• [Direction]: Copy out the complete listing, word for word.
═════ Material for this exercise
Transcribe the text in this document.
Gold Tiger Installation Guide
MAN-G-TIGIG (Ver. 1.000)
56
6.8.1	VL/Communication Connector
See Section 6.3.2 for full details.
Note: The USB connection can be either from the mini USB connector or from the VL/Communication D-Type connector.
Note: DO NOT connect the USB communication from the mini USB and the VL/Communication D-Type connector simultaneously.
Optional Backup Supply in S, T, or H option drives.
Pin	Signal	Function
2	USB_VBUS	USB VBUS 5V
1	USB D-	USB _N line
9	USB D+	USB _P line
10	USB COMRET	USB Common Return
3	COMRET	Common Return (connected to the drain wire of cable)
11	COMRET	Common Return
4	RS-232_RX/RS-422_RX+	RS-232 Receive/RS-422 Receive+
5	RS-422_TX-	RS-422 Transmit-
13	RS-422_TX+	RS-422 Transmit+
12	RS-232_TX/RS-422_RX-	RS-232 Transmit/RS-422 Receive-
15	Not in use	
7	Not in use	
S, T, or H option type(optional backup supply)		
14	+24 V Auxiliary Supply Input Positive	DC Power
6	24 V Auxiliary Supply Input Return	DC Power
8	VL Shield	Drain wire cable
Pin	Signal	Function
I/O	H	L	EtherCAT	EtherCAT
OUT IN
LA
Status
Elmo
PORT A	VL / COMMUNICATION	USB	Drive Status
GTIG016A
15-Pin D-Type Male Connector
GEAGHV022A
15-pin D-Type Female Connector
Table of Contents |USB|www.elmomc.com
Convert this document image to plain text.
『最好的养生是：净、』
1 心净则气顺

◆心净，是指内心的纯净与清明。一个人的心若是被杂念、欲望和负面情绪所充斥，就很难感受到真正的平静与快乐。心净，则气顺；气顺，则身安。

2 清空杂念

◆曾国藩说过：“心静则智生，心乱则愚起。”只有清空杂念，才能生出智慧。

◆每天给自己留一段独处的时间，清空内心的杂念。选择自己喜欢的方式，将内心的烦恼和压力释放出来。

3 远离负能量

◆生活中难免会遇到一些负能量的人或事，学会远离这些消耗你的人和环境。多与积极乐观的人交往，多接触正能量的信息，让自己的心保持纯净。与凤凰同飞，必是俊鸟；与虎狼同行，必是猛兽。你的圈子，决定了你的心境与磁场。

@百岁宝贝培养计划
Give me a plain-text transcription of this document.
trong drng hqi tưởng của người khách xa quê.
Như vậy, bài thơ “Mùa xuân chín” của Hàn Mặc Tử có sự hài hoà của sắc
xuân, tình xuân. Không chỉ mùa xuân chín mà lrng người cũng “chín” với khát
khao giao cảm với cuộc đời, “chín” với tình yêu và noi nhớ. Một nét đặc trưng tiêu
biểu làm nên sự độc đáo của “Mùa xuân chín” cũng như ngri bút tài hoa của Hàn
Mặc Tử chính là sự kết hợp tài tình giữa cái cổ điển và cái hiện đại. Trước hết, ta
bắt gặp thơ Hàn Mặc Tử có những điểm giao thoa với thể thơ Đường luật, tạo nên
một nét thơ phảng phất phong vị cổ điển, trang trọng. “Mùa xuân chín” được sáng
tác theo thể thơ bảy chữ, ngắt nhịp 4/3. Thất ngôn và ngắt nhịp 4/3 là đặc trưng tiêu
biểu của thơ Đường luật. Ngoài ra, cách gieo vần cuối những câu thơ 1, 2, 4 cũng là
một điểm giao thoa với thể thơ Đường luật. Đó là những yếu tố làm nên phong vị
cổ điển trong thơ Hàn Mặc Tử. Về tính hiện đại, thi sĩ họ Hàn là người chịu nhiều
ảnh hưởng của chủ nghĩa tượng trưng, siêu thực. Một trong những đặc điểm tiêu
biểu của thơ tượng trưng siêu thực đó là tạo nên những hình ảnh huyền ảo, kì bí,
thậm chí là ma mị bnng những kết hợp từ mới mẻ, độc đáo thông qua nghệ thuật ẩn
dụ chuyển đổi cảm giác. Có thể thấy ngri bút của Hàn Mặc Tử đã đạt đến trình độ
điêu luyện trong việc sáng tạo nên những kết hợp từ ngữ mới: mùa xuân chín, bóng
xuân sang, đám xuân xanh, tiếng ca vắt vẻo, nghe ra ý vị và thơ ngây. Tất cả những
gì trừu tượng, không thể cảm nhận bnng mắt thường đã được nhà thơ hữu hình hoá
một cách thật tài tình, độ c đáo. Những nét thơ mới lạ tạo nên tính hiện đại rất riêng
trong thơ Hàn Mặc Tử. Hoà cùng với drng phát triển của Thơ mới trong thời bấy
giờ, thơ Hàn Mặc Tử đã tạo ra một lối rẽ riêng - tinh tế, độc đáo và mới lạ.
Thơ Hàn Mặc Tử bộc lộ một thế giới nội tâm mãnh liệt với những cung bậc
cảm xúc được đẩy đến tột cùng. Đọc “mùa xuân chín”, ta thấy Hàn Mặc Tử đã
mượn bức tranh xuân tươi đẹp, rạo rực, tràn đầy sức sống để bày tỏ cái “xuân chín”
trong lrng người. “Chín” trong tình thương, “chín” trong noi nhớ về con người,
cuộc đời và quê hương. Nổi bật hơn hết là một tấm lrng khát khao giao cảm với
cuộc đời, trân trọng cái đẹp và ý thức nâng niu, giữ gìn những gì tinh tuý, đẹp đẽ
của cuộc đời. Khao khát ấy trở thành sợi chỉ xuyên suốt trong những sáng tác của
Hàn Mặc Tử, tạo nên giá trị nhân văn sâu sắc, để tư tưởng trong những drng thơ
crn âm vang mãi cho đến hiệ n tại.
══════════
• [Result of the task]:
Transcribe the text in this document.
Gold Tiger Installation Guide
MAN-G-TIGIG (Ver. 1.000)
56
6.8.1	VL/Communication Connector
See Section 6.3.2 for full details.
Note: The USB connection can be either from the mini USB connector or from the VL/Communication D-Type connector.
Note: DO NOT connect the USB communication from the mini USB and the VL/Communication D-Type connector simultaneously.
Optional Backup Supply in S, T, or H option drives.
Pin	Signal	Function
2	USB_VBUS	USB VBUS 5V
1	USB D-	USB _N line
9	USB D+	USB _P line
10	USB COMRET	USB Common Return
3	COMRET	Common Return (connected to the drain wire of cable)
11	COMRET	Common Return
4	RS-232_RX/RS-422_RX+	RS-232 Receive/RS-422 Receive+
5	RS-422_TX-	RS-422 Transmit-
13	RS-422_TX+	RS-422 Transmit+
12	RS-232_TX/RS-422_RX-	RS-232 Transmit/RS-422 Receive-
15	Not in use	
7	Not in use	
S, T, or H option type(optional backup supply)		
14	+24 V Auxiliary Supply Input Positive	DC Power
6	24 V Auxiliary Supply Input Return	DC Power
8	VL Shield	Drain wire cable
Pin	Signal	Function
I/O	H	L	EtherCAT	EtherCAT
OUT IN
LA
Status
Elmo
PORT A	VL / COMMUNICATION	USB	Drive Status
GTIG016A
15-Pin D-Type Male Connector
GEAGHV022A
15-pin D-Type Female Connector
Table of Contents |USB|www.elmomc.com
Convert this document image to plain text.
『最好的养生是：净、』
1 心净则气顺

◆心净，是指内心的纯净与清明。一个人的心若是被杂念、欲望和负面情绪所充斥，就很难感受到真正的平静与快乐。心净，则气顺；气顺，则身安。

2 清空杂念

◆曾国藩说过：“心静则智生，心乱则愚起。”只有清空杂念，才能生出智慧。

◆每天给自己留一段独处的时间，清空内心的杂念。选择自己喜欢的方式，将内心的烦恼和压力释放出来。

3 远离负能量

◆生活中难免会遇到一些负能量的人或事，学会远离这些消耗你的人和环境。多与积极乐观的人交往，多接触正能量的信息，让自己的心保持纯净。与凤凰同飞，必是俊鸟；与虎狼同行，必是猛兽。你的圈子，决定了你的心境与磁场。

@百岁宝贝培养计划
Give me a plain-text transcription of this document.
trong drng hqi tưởng của người khách xa quê.
Như vậy, bài thơ “Mùa xuân chín” của Hàn Mặc Tử có sự hài hoà của sắc
xuân, tình xuân. Không chỉ mùa xuân chín mà lrng người cũng “chín” với khát
khao giao cảm với cuộc đời, “chín” với tình yêu và noi nhớ. Một nét đặc trưng tiêu
biểu làm nên sự độc đáo của “Mùa xuân chín” cũng như ngri bút tài hoa của Hàn
Mặc Tử chính là sự kết hợp tài tình giữa cái cổ điển và cái hiện đại. Trước hết, ta
bắt gặp thơ Hàn Mặc Tử có những điểm giao thoa với thể thơ Đường luật, tạo nên
một nét thơ phảng phất phong vị cổ điển, trang trọng. “Mùa xuân chín” được sáng
tác theo thể thơ bảy chữ, ngắt nhịp 4/3. Thất ngôn và ngắt nhịp 4/3 là đặc trưng tiêu
biểu của thơ Đường luật. Ngoài ra, cách gieo vần cuối những câu thơ 1, 2, 4 cũng là
một điểm giao thoa với thể thơ Đường luật. Đó là những yếu tố làm nên phong vị
cổ điển trong thơ Hàn Mặc Tử. Về tính hiện đại, thi sĩ họ Hàn là người chịu nhiều
ảnh hưởng của chủ nghĩa tượng trưng, siêu thực. Một trong những đặc điểm tiêu
biểu của thơ tượng trưng siêu thực đó là tạo nên những hình ảnh huyền ảo, kì bí,
thậm chí là ma mị bnng những kết hợp từ mới mẻ, độc đáo thông qua nghệ thuật ẩn
dụ chuyển đổi cảm giác. Có thể thấy ngri bút của Hàn Mặc Tử đã đạt đến trình độ
điêu luyện trong việc sáng tạo nên những kết hợp từ ngữ mới: mùa xuân chín, bóng
xuân sang, đám xuân xanh, tiếng ca vắt vẻo, nghe ra ý vị và thơ ngây. Tất cả những
gì trừu tượng, không thể cảm nhận bnng mắt thường đã được nhà thơ hữu hình hoá
một cách thật tài tình, độ c đáo. Những nét thơ mới lạ tạo nên tính hiện đại rất riêng
trong thơ Hàn Mặc Tử. Hoà cùng với drng phát triển của Thơ mới trong thời bấy
giờ, thơ Hàn Mặc Tử đã tạo ra một lối rẽ riêng - tinh tế, độc đáo và mới lạ.
Thơ Hàn Mặc Tử bộc lộ một thế giới nội tâm mãnh liệt với những cung bậc
cảm xúc được đẩy đến tột cùng. Đọc “mùa xuân chín”, ta thấy Hàn Mặc Tử đã
mượn bức tranh xuân tươi đẹp, rạo rực, tràn đầy sức sống để bày tỏ cái “xuân chín”
trong lrng người. “Chín” trong tình thương, “chín” trong noi nhớ về con người,
cuộc đời và quê hương. Nổi bật hơn hết là một tấm lrng khát khao giao cảm với
cuộc đời, trân trọng cái đẹp và ý thức nâng niu, giữ gìn những gì tinh tuý, đẹp đẽ
của cuộc đời. Khao khát ấy trở thành sợi chỉ xuyên suốt trong những sáng tác của
Hàn Mặc Tử, tạo nên giá trị nhân văn sâu sắc, để tư tưởng trong những drng thơ
crn âm vang mãi cho đến hiệ n tại.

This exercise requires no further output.